Working data:
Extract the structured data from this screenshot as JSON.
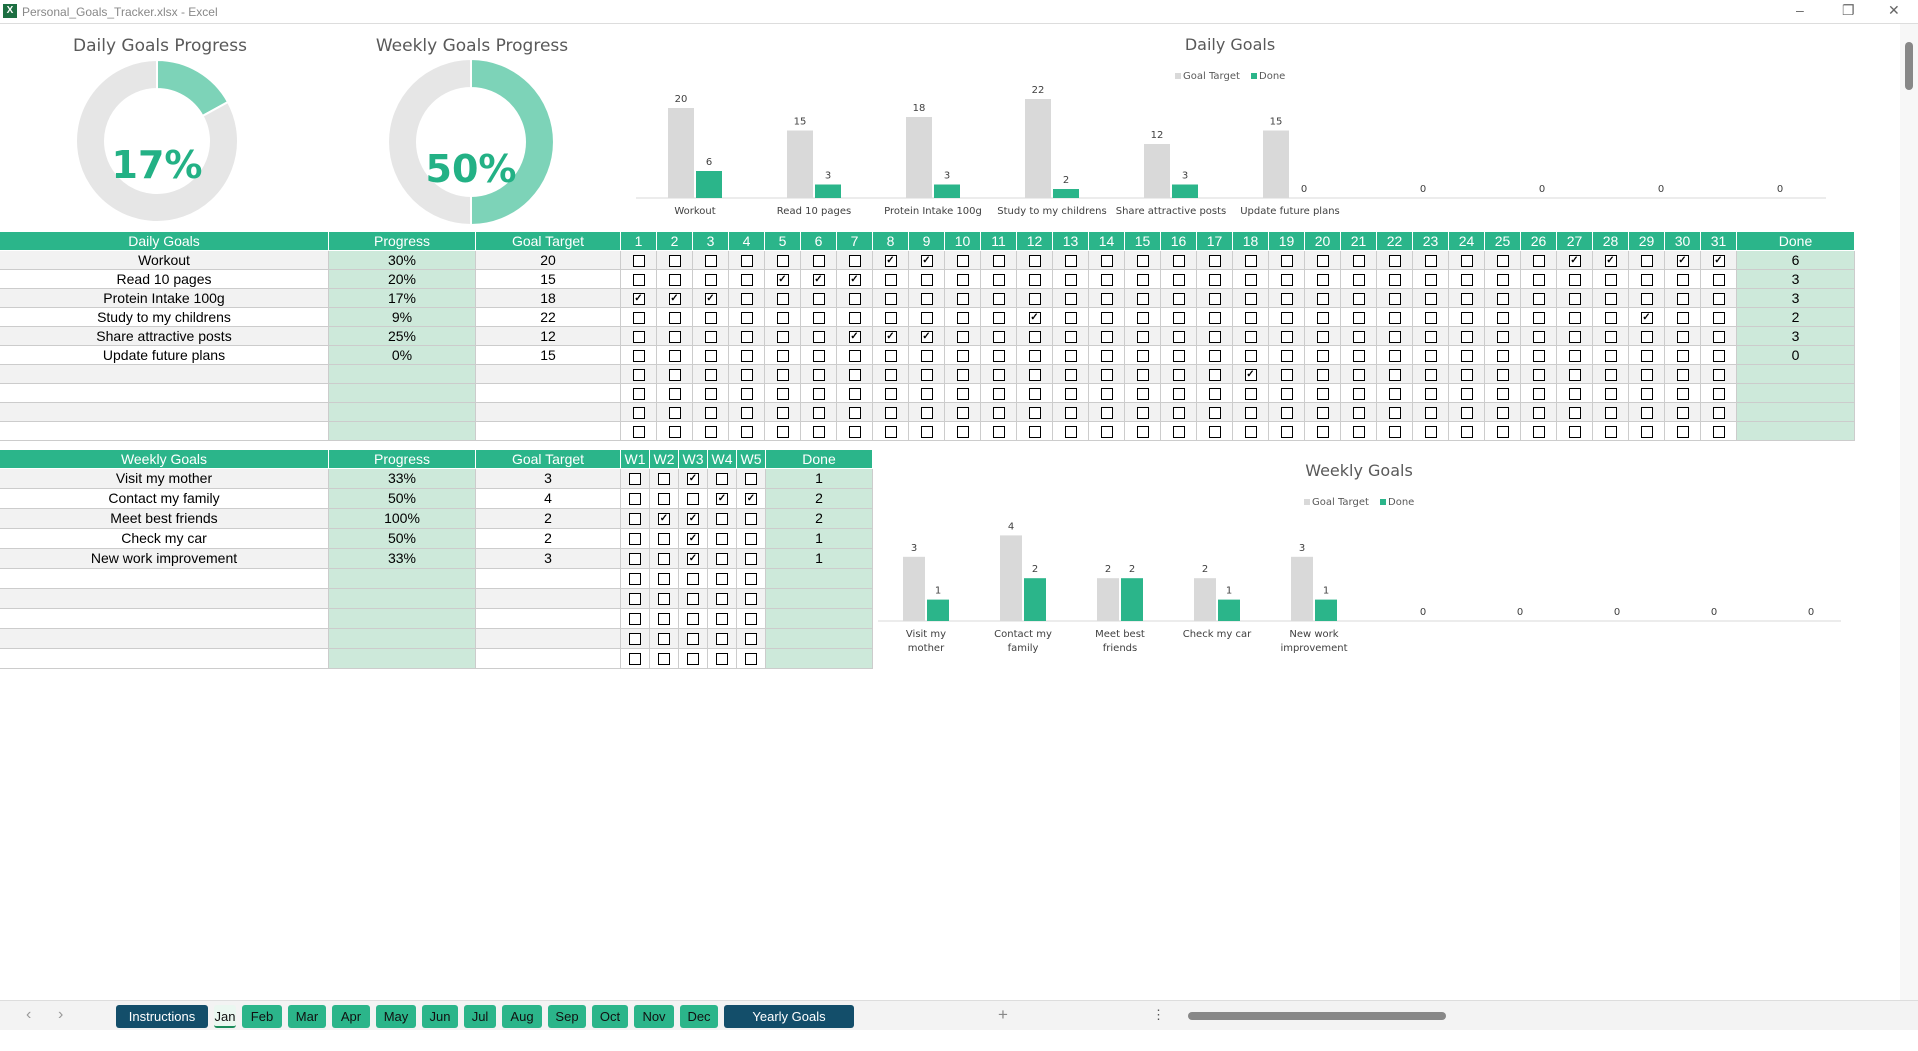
{
  "window": {
    "title": "Personal_Goals_Tracker.xlsx - Excel",
    "minimize": "–",
    "restore": "❐",
    "close": "✕"
  },
  "donuts": {
    "daily": {
      "title": "Daily Goals Progress",
      "label": "17%",
      "value": 0.17
    },
    "weekly": {
      "title": "Weekly Goals Progress",
      "label": "50%",
      "value": 0.5
    }
  },
  "colors": {
    "header": "#2bb58a",
    "progress_fill": "#cde9da",
    "donut": "#7dd3b8",
    "target_bar": "#d9d9d9",
    "done_bar": "#2bb58a",
    "dark_tab": "#134e6a"
  },
  "daily_table": {
    "headers": {
      "goal": "Daily Goals",
      "progress": "Progress",
      "target": "Goal Target",
      "done": "Done"
    },
    "days": [
      "1",
      "2",
      "3",
      "4",
      "5",
      "6",
      "7",
      "8",
      "9",
      "10",
      "11",
      "12",
      "13",
      "14",
      "15",
      "16",
      "17",
      "18",
      "19",
      "20",
      "21",
      "22",
      "23",
      "24",
      "25",
      "26",
      "27",
      "28",
      "29",
      "30",
      "31"
    ],
    "rows": [
      {
        "goal": "Workout",
        "progress": "30%",
        "target": "20",
        "done": "6",
        "checked": [
          8,
          9,
          27,
          28,
          30,
          31
        ]
      },
      {
        "goal": "Read 10 pages",
        "progress": "20%",
        "target": "15",
        "done": "3",
        "checked": [
          5,
          6,
          7
        ]
      },
      {
        "goal": "Protein Intake 100g",
        "progress": "17%",
        "target": "18",
        "done": "3",
        "checked": [
          1,
          2,
          3
        ]
      },
      {
        "goal": "Study to my childrens",
        "progress": "9%",
        "target": "22",
        "done": "2",
        "checked": [
          12,
          29
        ]
      },
      {
        "goal": "Share attractive posts",
        "progress": "25%",
        "target": "12",
        "done": "3",
        "checked": [
          7,
          8,
          9
        ]
      },
      {
        "goal": "Update future plans",
        "progress": "0%",
        "target": "15",
        "done": "0",
        "checked": []
      },
      {
        "goal": "",
        "progress": "",
        "target": "",
        "done": "",
        "checked": [
          18
        ]
      },
      {
        "goal": "",
        "progress": "",
        "target": "",
        "done": "",
        "checked": []
      },
      {
        "goal": "",
        "progress": "",
        "target": "",
        "done": "",
        "checked": []
      },
      {
        "goal": "",
        "progress": "",
        "target": "",
        "done": "",
        "checked": []
      }
    ]
  },
  "weekly_table": {
    "headers": {
      "goal": "Weekly Goals",
      "progress": "Progress",
      "target": "Goal Target",
      "done": "Done"
    },
    "weeks": [
      "W1",
      "W2",
      "W3",
      "W4",
      "W5"
    ],
    "rows": [
      {
        "goal": "Visit my mother",
        "progress": "33%",
        "target": "3",
        "done": "1",
        "checked": [
          3
        ]
      },
      {
        "goal": "Contact my family",
        "progress": "50%",
        "target": "4",
        "done": "2",
        "checked": [
          4,
          5
        ]
      },
      {
        "goal": "Meet best friends",
        "progress": "100%",
        "target": "2",
        "done": "2",
        "checked": [
          2,
          3
        ]
      },
      {
        "goal": "Check my car",
        "progress": "50%",
        "target": "2",
        "done": "1",
        "checked": [
          3
        ]
      },
      {
        "goal": "New work improvement",
        "progress": "33%",
        "target": "3",
        "done": "1",
        "checked": [
          3
        ]
      },
      {
        "goal": "",
        "progress": "",
        "target": "",
        "done": "",
        "checked": []
      },
      {
        "goal": "",
        "progress": "",
        "target": "",
        "done": "",
        "checked": []
      },
      {
        "goal": "",
        "progress": "",
        "target": "",
        "done": "",
        "checked": []
      },
      {
        "goal": "",
        "progress": "",
        "target": "",
        "done": "",
        "checked": []
      },
      {
        "goal": "",
        "progress": "",
        "target": "",
        "done": "",
        "checked": []
      }
    ]
  },
  "chart_data": [
    {
      "type": "bar",
      "title": "Daily Goals",
      "legend": "top",
      "grid": false,
      "categories": [
        "Workout",
        "Read 10 pages",
        "Protein Intake 100g",
        "Study to my childrens",
        "Share attractive posts",
        "Update future plans",
        "",
        "",
        "",
        ""
      ],
      "series": [
        {
          "name": "Goal Target",
          "values": [
            20,
            15,
            18,
            22,
            12,
            15,
            null,
            null,
            null,
            null
          ]
        },
        {
          "name": "Done",
          "values": [
            6,
            3,
            3,
            2,
            3,
            0,
            0,
            0,
            0,
            0
          ]
        }
      ]
    },
    {
      "type": "bar",
      "title": "Weekly Goals",
      "legend": "top",
      "grid": false,
      "categories": [
        "Visit my mother",
        "Contact my family",
        "Meet best friends",
        "Check my car",
        "New work improvement",
        "",
        "",
        "",
        "",
        ""
      ],
      "series": [
        {
          "name": "Goal Target",
          "values": [
            3,
            4,
            2,
            2,
            3,
            null,
            null,
            null,
            null,
            null
          ]
        },
        {
          "name": "Done",
          "values": [
            1,
            2,
            2,
            1,
            1,
            0,
            0,
            0,
            0,
            0
          ]
        }
      ]
    }
  ],
  "sheet_tabs": {
    "prev": "‹",
    "next": "›",
    "add": "+",
    "more": "⋮",
    "tabs": [
      {
        "label": "Instructions",
        "style": "dark"
      },
      {
        "label": "Jan",
        "style": "active"
      },
      {
        "label": "Feb"
      },
      {
        "label": "Mar"
      },
      {
        "label": "Apr"
      },
      {
        "label": "May"
      },
      {
        "label": "Jun"
      },
      {
        "label": "Jul"
      },
      {
        "label": "Aug"
      },
      {
        "label": "Sep"
      },
      {
        "label": "Oct"
      },
      {
        "label": "Nov"
      },
      {
        "label": "Dec"
      },
      {
        "label": "Yearly Goals Summary",
        "style": "dark"
      }
    ]
  }
}
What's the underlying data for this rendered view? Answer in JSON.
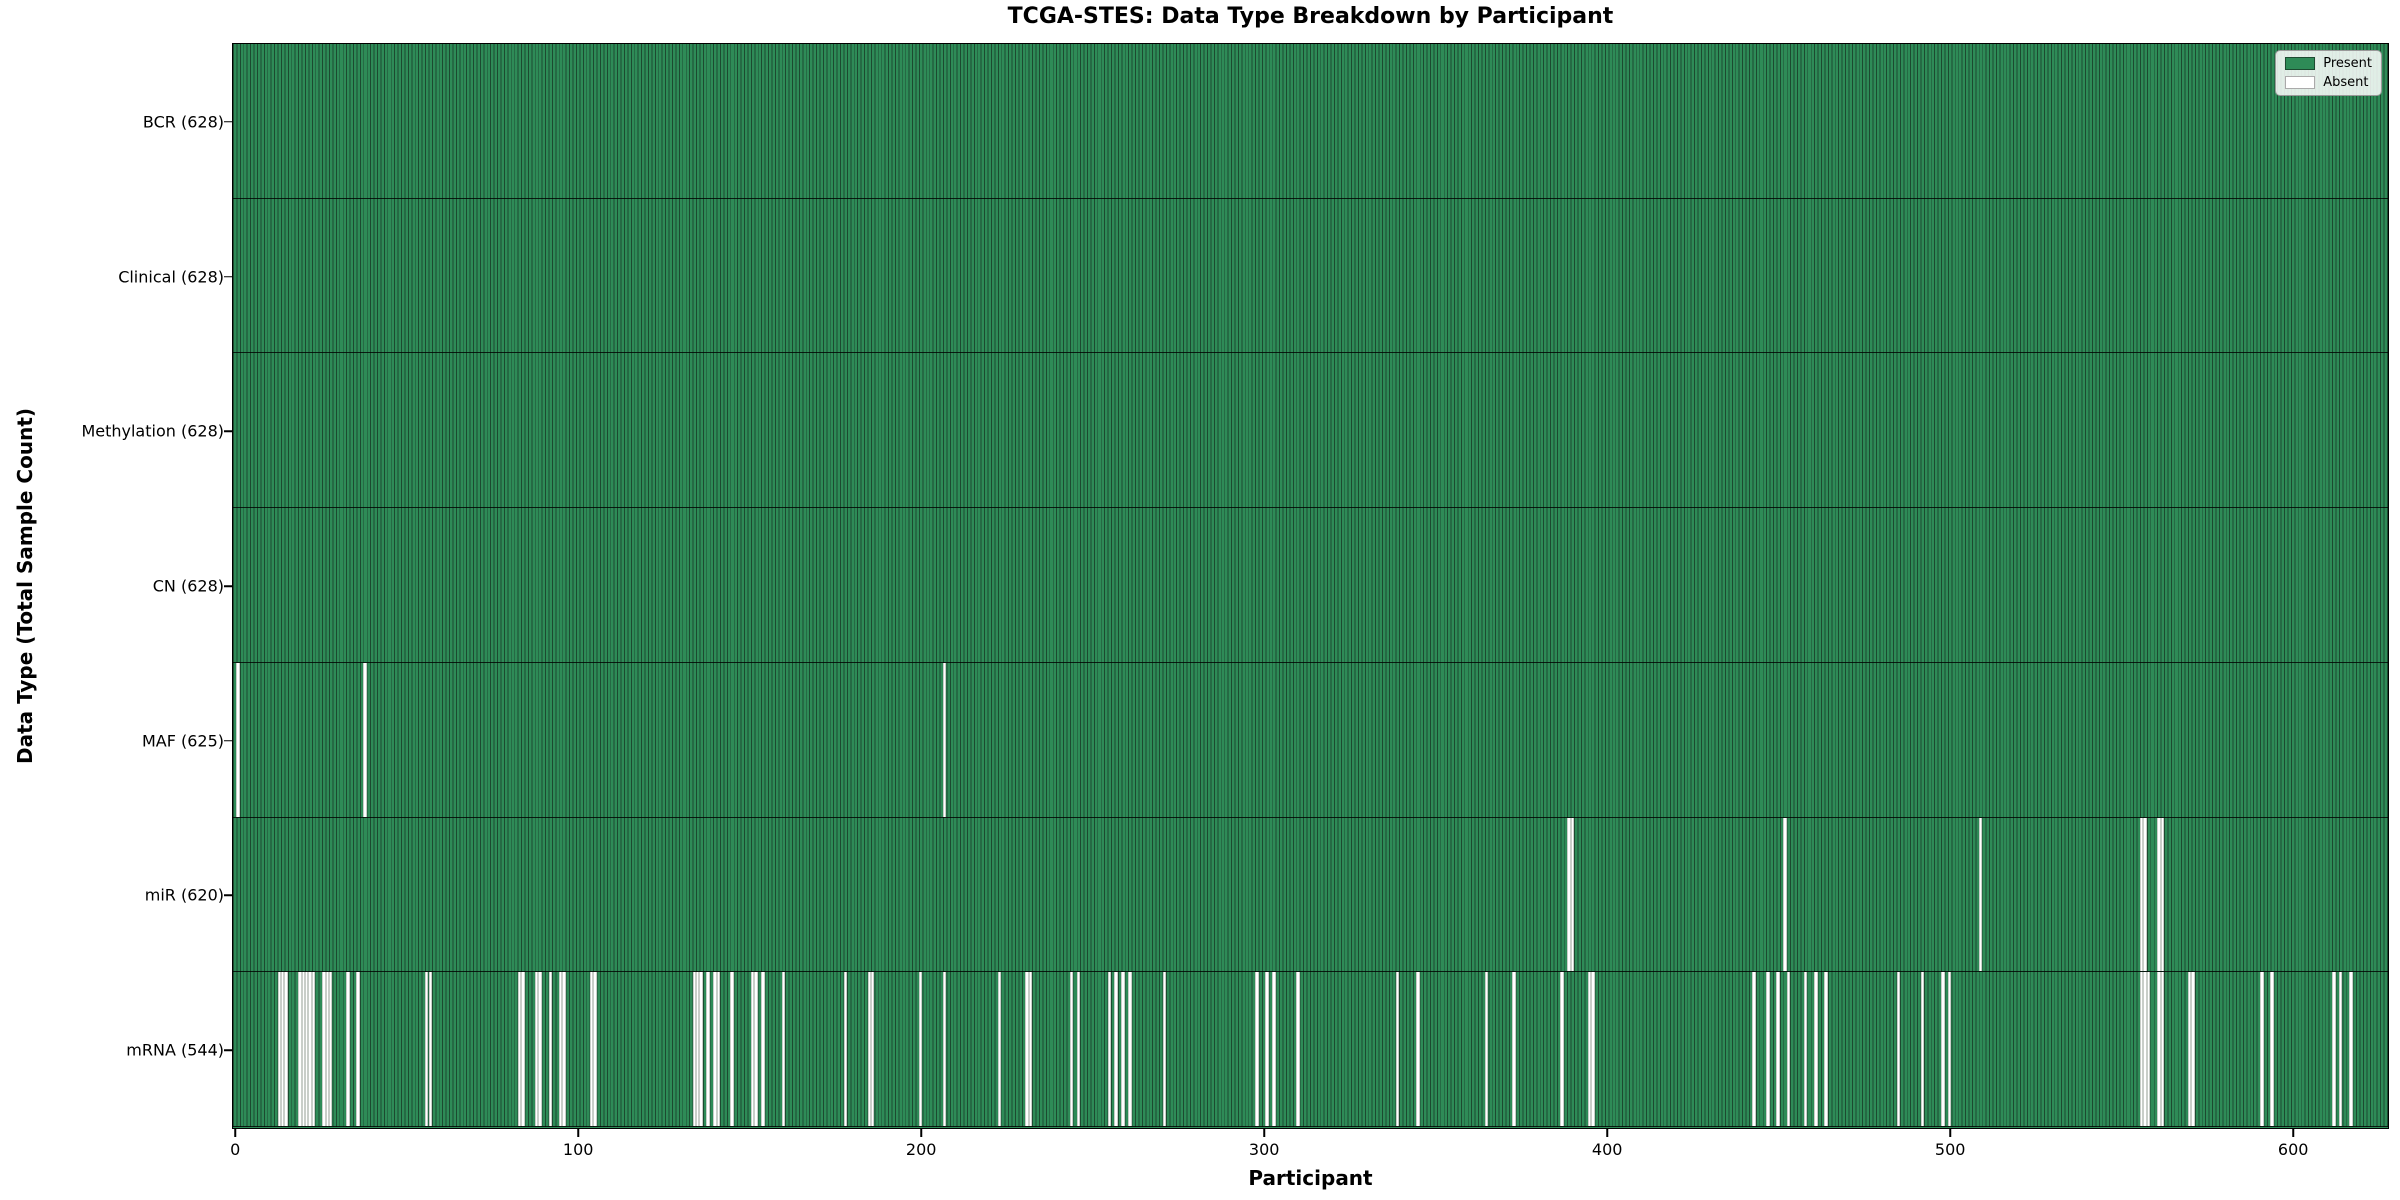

Exercise instructions: Above are the records; reproduce them exactly and leave out the pictures.

Exercise answer:
Extract the structured data from this screenshot as JSON.
{
  "window": {
    "title": "Personal_Goals_Tracker.xlsx - Excel",
    "minimize": "–",
    "restore": "❐",
    "close": "✕"
  },
  "donuts": {
    "daily": {
      "title": "Daily Goals Progress",
      "label": "17%",
      "value": 0.17
    },
    "weekly": {
      "title": "Weekly Goals Progress",
      "label": "50%",
      "value": 0.5
    }
  },
  "colors": {
    "header": "#2bb58a",
    "progress_fill": "#cde9da",
    "donut": "#7dd3b8",
    "target_bar": "#d9d9d9",
    "done_bar": "#2bb58a",
    "dark_tab": "#134e6a"
  },
  "daily_table": {
    "headers": {
      "goal": "Daily Goals",
      "progress": "Progress",
      "target": "Goal Target",
      "done": "Done"
    },
    "days": [
      "1",
      "2",
      "3",
      "4",
      "5",
      "6",
      "7",
      "8",
      "9",
      "10",
      "11",
      "12",
      "13",
      "14",
      "15",
      "16",
      "17",
      "18",
      "19",
      "20",
      "21",
      "22",
      "23",
      "24",
      "25",
      "26",
      "27",
      "28",
      "29",
      "30",
      "31"
    ],
    "rows": [
      {
        "goal": "Workout",
        "progress": "30%",
        "target": "20",
        "done": "6",
        "checked": [
          8,
          9,
          27,
          28,
          30,
          31
        ]
      },
      {
        "goal": "Read 10 pages",
        "progress": "20%",
        "target": "15",
        "done": "3",
        "checked": [
          5,
          6,
          7
        ]
      },
      {
        "goal": "Protein Intake 100g",
        "progress": "17%",
        "target": "18",
        "done": "3",
        "checked": [
          1,
          2,
          3
        ]
      },
      {
        "goal": "Study to my childrens",
        "progress": "9%",
        "target": "22",
        "done": "2",
        "checked": [
          12,
          29
        ]
      },
      {
        "goal": "Share attractive posts",
        "progress": "25%",
        "target": "12",
        "done": "3",
        "checked": [
          7,
          8,
          9
        ]
      },
      {
        "goal": "Update future plans",
        "progress": "0%",
        "target": "15",
        "done": "0",
        "checked": []
      },
      {
        "goal": "",
        "progress": "",
        "target": "",
        "done": "",
        "checked": [
          18
        ]
      },
      {
        "goal": "",
        "progress": "",
        "target": "",
        "done": "",
        "checked": []
      },
      {
        "goal": "",
        "progress": "",
        "target": "",
        "done": "",
        "checked": []
      },
      {
        "goal": "",
        "progress": "",
        "target": "",
        "done": "",
        "checked": []
      }
    ]
  },
  "weekly_table": {
    "headers": {
      "goal": "Weekly Goals",
      "progress": "Progress",
      "target": "Goal Target",
      "done": "Done"
    },
    "weeks": [
      "W1",
      "W2",
      "W3",
      "W4",
      "W5"
    ],
    "rows": [
      {
        "goal": "Visit my mother",
        "progress": "33%",
        "target": "3",
        "done": "1",
        "checked": [
          3
        ]
      },
      {
        "goal": "Contact my family",
        "progress": "50%",
        "target": "4",
        "done": "2",
        "checked": [
          4,
          5
        ]
      },
      {
        "goal": "Meet best friends",
        "progress": "100%",
        "target": "2",
        "done": "2",
        "checked": [
          2,
          3
        ]
      },
      {
        "goal": "Check my car",
        "progress": "50%",
        "target": "2",
        "done": "1",
        "checked": [
          3
        ]
      },
      {
        "goal": "New work improvement",
        "progress": "33%",
        "target": "3",
        "done": "1",
        "checked": [
          3
        ]
      },
      {
        "goal": "",
        "progress": "",
        "target": "",
        "done": "",
        "checked": []
      },
      {
        "goal": "",
        "progress": "",
        "target": "",
        "done": "",
        "checked": []
      },
      {
        "goal": "",
        "progress": "",
        "target": "",
        "done": "",
        "checked": []
      },
      {
        "goal": "",
        "progress": "",
        "target": "",
        "done": "",
        "checked": []
      },
      {
        "goal": "",
        "progress": "",
        "target": "",
        "done": "",
        "checked": []
      }
    ]
  },
  "chart_data": [
    {
      "type": "bar",
      "title": "Daily Goals",
      "legend": "top",
      "grid": false,
      "categories": [
        "Workout",
        "Read 10 pages",
        "Protein Intake 100g",
        "Study to my childrens",
        "Share attractive posts",
        "Update future plans",
        "",
        "",
        "",
        ""
      ],
      "series": [
        {
          "name": "Goal Target",
          "values": [
            20,
            15,
            18,
            22,
            12,
            15,
            null,
            null,
            null,
            null
          ]
        },
        {
          "name": "Done",
          "values": [
            6,
            3,
            3,
            2,
            3,
            0,
            0,
            0,
            0,
            0
          ]
        }
      ]
    },
    {
      "type": "bar",
      "title": "Weekly Goals",
      "legend": "top",
      "grid": false,
      "categories": [
        "Visit my mother",
        "Contact my family",
        "Meet best friends",
        "Check my car",
        "New work improvement",
        "",
        "",
        "",
        "",
        ""
      ],
      "series": [
        {
          "name": "Goal Target",
          "values": [
            3,
            4,
            2,
            2,
            3,
            null,
            null,
            null,
            null,
            null
          ]
        },
        {
          "name": "Done",
          "values": [
            1,
            2,
            2,
            1,
            1,
            0,
            0,
            0,
            0,
            0
          ]
        }
      ]
    }
  ],
  "sheet_tabs": {
    "prev": "‹",
    "next": "›",
    "add": "+",
    "more": "⋮",
    "tabs": [
      {
        "label": "Instructions",
        "style": "dark"
      },
      {
        "label": "Jan",
        "style": "active"
      },
      {
        "label": "Feb"
      },
      {
        "label": "Mar"
      },
      {
        "label": "Apr"
      },
      {
        "label": "May"
      },
      {
        "label": "Jun"
      },
      {
        "label": "Jul"
      },
      {
        "label": "Aug"
      },
      {
        "label": "Sep"
      },
      {
        "label": "Oct"
      },
      {
        "label": "Nov"
      },
      {
        "label": "Dec"
      },
      {
        "label": "Yearly Goals Summary",
        "style": "dark"
      }
    ]
  }
}
What's the underlying data for this rendered view? Answer in JSON.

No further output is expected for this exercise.